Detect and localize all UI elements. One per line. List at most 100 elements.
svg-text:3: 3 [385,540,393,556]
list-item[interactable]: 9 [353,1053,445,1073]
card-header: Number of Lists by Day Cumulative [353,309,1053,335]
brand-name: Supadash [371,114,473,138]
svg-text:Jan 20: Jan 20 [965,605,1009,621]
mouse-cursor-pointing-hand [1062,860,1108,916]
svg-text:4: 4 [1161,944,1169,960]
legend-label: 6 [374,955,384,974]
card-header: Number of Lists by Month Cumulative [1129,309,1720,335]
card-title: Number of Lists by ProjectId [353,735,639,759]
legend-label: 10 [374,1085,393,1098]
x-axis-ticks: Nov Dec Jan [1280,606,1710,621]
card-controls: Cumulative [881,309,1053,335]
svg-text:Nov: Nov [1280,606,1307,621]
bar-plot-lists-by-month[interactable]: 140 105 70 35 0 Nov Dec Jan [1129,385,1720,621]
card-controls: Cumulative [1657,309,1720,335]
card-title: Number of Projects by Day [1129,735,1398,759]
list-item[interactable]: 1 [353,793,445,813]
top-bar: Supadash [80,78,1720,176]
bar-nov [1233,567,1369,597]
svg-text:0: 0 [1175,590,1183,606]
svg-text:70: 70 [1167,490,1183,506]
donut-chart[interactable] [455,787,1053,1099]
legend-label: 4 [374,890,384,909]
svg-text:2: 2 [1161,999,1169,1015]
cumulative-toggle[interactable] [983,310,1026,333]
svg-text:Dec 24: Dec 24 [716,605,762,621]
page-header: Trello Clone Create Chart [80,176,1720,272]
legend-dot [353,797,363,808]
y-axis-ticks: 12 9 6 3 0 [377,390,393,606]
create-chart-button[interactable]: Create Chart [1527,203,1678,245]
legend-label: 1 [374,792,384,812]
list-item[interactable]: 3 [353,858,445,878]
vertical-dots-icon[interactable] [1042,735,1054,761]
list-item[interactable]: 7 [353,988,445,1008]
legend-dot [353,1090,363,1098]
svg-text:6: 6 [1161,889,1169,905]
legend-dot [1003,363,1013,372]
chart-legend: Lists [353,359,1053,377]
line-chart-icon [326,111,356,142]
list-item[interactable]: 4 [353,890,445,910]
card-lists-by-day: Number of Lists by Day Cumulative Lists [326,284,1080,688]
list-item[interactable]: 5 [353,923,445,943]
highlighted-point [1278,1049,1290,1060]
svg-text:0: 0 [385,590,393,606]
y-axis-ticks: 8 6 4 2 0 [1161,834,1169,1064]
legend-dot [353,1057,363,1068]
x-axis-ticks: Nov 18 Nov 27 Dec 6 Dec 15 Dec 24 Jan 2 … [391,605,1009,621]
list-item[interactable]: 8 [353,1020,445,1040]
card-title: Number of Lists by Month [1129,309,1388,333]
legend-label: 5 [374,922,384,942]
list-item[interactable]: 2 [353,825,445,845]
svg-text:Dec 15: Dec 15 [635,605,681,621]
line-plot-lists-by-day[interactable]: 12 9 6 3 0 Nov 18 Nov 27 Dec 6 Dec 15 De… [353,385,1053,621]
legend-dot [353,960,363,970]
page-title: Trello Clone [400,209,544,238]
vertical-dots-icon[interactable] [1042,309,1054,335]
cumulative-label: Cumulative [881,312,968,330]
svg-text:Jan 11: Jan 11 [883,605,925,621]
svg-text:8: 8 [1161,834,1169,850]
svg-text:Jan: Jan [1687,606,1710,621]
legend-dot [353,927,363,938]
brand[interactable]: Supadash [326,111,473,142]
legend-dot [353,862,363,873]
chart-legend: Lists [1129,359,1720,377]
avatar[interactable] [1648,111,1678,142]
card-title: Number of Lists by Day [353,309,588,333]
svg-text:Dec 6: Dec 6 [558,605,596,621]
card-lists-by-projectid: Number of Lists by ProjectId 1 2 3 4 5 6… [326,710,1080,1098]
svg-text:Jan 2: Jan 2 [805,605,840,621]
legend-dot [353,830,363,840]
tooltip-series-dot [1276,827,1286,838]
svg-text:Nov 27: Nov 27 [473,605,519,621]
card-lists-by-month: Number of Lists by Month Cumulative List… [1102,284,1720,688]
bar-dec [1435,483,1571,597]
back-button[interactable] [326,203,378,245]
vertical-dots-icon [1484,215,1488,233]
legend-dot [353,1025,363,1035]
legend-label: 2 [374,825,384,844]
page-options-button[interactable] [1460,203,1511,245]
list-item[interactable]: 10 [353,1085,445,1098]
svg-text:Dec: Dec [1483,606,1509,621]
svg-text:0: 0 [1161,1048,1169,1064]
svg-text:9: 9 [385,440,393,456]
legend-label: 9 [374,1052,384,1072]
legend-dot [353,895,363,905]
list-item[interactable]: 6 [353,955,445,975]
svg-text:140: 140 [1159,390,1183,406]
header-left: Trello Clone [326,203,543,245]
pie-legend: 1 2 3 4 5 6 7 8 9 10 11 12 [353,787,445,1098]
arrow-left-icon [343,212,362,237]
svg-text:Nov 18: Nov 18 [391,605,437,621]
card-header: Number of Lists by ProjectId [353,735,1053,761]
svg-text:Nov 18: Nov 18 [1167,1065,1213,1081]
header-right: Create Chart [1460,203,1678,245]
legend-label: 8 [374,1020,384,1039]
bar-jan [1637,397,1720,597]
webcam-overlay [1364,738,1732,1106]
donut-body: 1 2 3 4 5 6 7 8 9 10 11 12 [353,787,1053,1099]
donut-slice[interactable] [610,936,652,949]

----------

- Goal
Can you format every line of the listing above as a JSON list of strings, one string per line, with blank lines left out?

- Correct output
[
  "Detect and localize all UI elements. One per line. List at most 100 elements.",
  "svg-text:3: 3 [385,540,393,556]",
  "list-item[interactable]: 9 [353,1053,445,1073]",
  "card-header: Number of Lists by Day Cumulative [353,309,1053,335]",
  "brand-name: Supadash [371,114,473,138]",
  "svg-text:Jan 20: Jan 20 [965,605,1009,621]",
  "mouse-cursor-pointing-hand [1062,860,1108,916]",
  "svg-text:4: 4 [1161,944,1169,960]",
  "legend-label: 6 [374,955,384,974]",
  "card-header: Number of Lists by Month Cumulative [1129,309,1720,335]",
  "card-title: Number of Lists by ProjectId [353,735,639,759]",
  "legend-label: 10 [374,1085,393,1098]",
  "x-axis-ticks: Nov Dec Jan [1280,606,1710,621]",
  "card-controls: Cumulative [881,309,1053,335]",
  "svg-text:Nov: Nov [1280,606,1307,621]",
  "bar-plot-lists-by-month[interactable]: 140 105 70 35 0 Nov Dec Jan [1129,385,1720,621]",
  "card-controls: Cumulative [1657,309,1720,335]",
  "card-title: Number of Projects by Day [1129,735,1398,759]",
  "list-item[interactable]: 1 [353,793,445,813]",
  "top-bar: Supadash [80,78,1720,176]",
  "bar-nov [1233,567,1369,597]",
  "svg-text:0: 0 [1175,590,1183,606]",
  "svg-text:70: 70 [1167,490,1183,506]",
  "donut-chart[interactable] [455,787,1053,1099]",
  "legend-label: 4 [374,890,384,909]",
  "svg-text:2: 2 [1161,999,1169,1015]",
  "cumulative-toggle[interactable] [983,310,1026,333]",
  "svg-text:Dec 24: Dec 24 [716,605,762,621]",
  "page-header: Trello Clone Create Chart [80,176,1720,272]",
  "legend-dot [353,797,363,808]",
  "y-axis-ticks: 12 9 6 3 0 [377,390,393,606]",
  "create-chart-button[interactable]: Create Chart [1527,203,1678,245]",
  "legend-label: 1 [374,792,384,812]",
  "list-item[interactable]: 3 [353,858,445,878]",
  "vertical-dots-icon[interactable] [1042,735,1054,761]",
  "list-item[interactable]: 7 [353,988,445,1008]",
  "legend-dot [353,1090,363,1098]",
  "svg-text:6: 6 [1161,889,1169,905]",
  "legend-dot [1003,363,1013,372]",
  "chart-legend: Lists [353,359,1053,377]",
  "line-chart-icon [326,111,356,142]",
  "list-item[interactable]: 4 [353,890,445,910]",
  "card-lists-by-day: Number of Lists by Day Cumulative Lists [326,284,1080,688]",
  "list-item[interactable]: 5 [353,923,445,943]",
  "highlighted-point [1278,1049,1290,1060]",
  "svg-text:0: 0 [385,590,393,606]",
  "y-axis-ticks: 8 6 4 2 0 [1161,834,1169,1064]",
  "legend-dot [353,1057,363,1068]",
  "x-axis-ticks: Nov 18 Nov 27 Dec 6 Dec 15 Dec 24 Jan 2 … [391,605,1009,621]",
  "list-item[interactable]: 8 [353,1020,445,1040]",
  "card-title: Number of Lists by Month [1129,309,1388,333]",
  "legend-label: 5 [374,922,384,942]",
  "list-item[interactable]: 2 [353,825,445,845]",
  "svg-text:Dec 15: Dec 15 [635,605,681,621]",
  "line-plot-lists-by-day[interactable]: 12 9 6 3 0 Nov 18 Nov 27 Dec 6 Dec 15 De… [353,385,1053,621]",
  "legend-dot [353,960,363,970]",
  "page-title: Trello Clone [400,209,544,238]",
  "vertical-dots-icon[interactable] [1042,309,1054,335]",
  "cumulative-label: Cumulative [881,312,968,330]",
  "svg-text:Jan 11: Jan 11 [883,605,925,621]",
  "svg-text:8: 8 [1161,834,1169,850]",
  "svg-text:Jan: Jan [1687,606,1710,621]",
  "legend-dot [353,927,363,938]",
  "brand[interactable]: Supadash [326,111,473,142]",
  "legend-dot [353,862,363,873]",
  "chart-legend: Lists [1129,359,1720,377]",
  "avatar[interactable] [1648,111,1678,142]",
  "card-title: Number of Lists by Day [353,309,588,333]",
  "svg-text:Dec 6: Dec 6 [558,605,596,621]",
  "card-lists-by-projectid: Number of Lists by ProjectId 1 2 3 4 5 6… [326,710,1080,1098]",
  "svg-text:Jan 2: Jan 2 [805,605,840,621]",
  "legend-dot [353,830,363,840]",
  "tooltip-series-dot [1276,827,1286,838]",
  "svg-text:Nov 27: Nov 27 [473,605,519,621]",
  "card-lists-by-month: Number of Lists by Month Cumulative List… [1102,284,1720,688]",
  "bar-dec [1435,483,1571,597]",
  "back-button[interactable] [326,203,378,245]",
  "vertical-dots-icon [1484,215,1488,233]",
  "legend-dot [353,1025,363,1035]",
  "legend-label: 2 [374,825,384,844]",
  "page-options-button[interactable] [1460,203,1511,245]",
  "list-item[interactable]: 10 [353,1085,445,1098]",
  "svg-text:Dec: Dec [1483,606,1509,621]",
  "svg-text:0: 0 [1161,1048,1169,1064]",
  "svg-text:9: 9 [385,440,393,456]",
  "legend-label: 9 [374,1052,384,1072]",
  "legend-dot [353,895,363,905]",
  "list-item[interactable]: 6 [353,955,445,975]",
  "svg-text:140: 140 [1159,390,1183,406]",
  "header-left: Trello Clone [326,203,543,245]",
  "pie-legend: 1 2 3 4 5 6 7 8 9 10 11 12 [353,787,445,1098]",
  "arrow-left-icon [343,212,362,237]",
  "svg-text:Nov 18: Nov 18 [391,605,437,621]",
  "card-header: Number of Lists by ProjectId [353,735,1053,761]",
  "svg-text:Nov 18: Nov 18 [1167,1065,1213,1081]",
  "header-right: Create Chart [1460,203,1678,245]",
  "legend-label: 8 [374,1020,384,1039]",
  "bar-jan [1637,397,1720,597]",
  "webcam-overlay [1364,738,1732,1106]",
  "donut-body: 1 2 3 4 5 6 7 8 9 10 11 12 [353,787,1053,1099]",
  "donut-slice[interactable] [610,936,652,949]"
]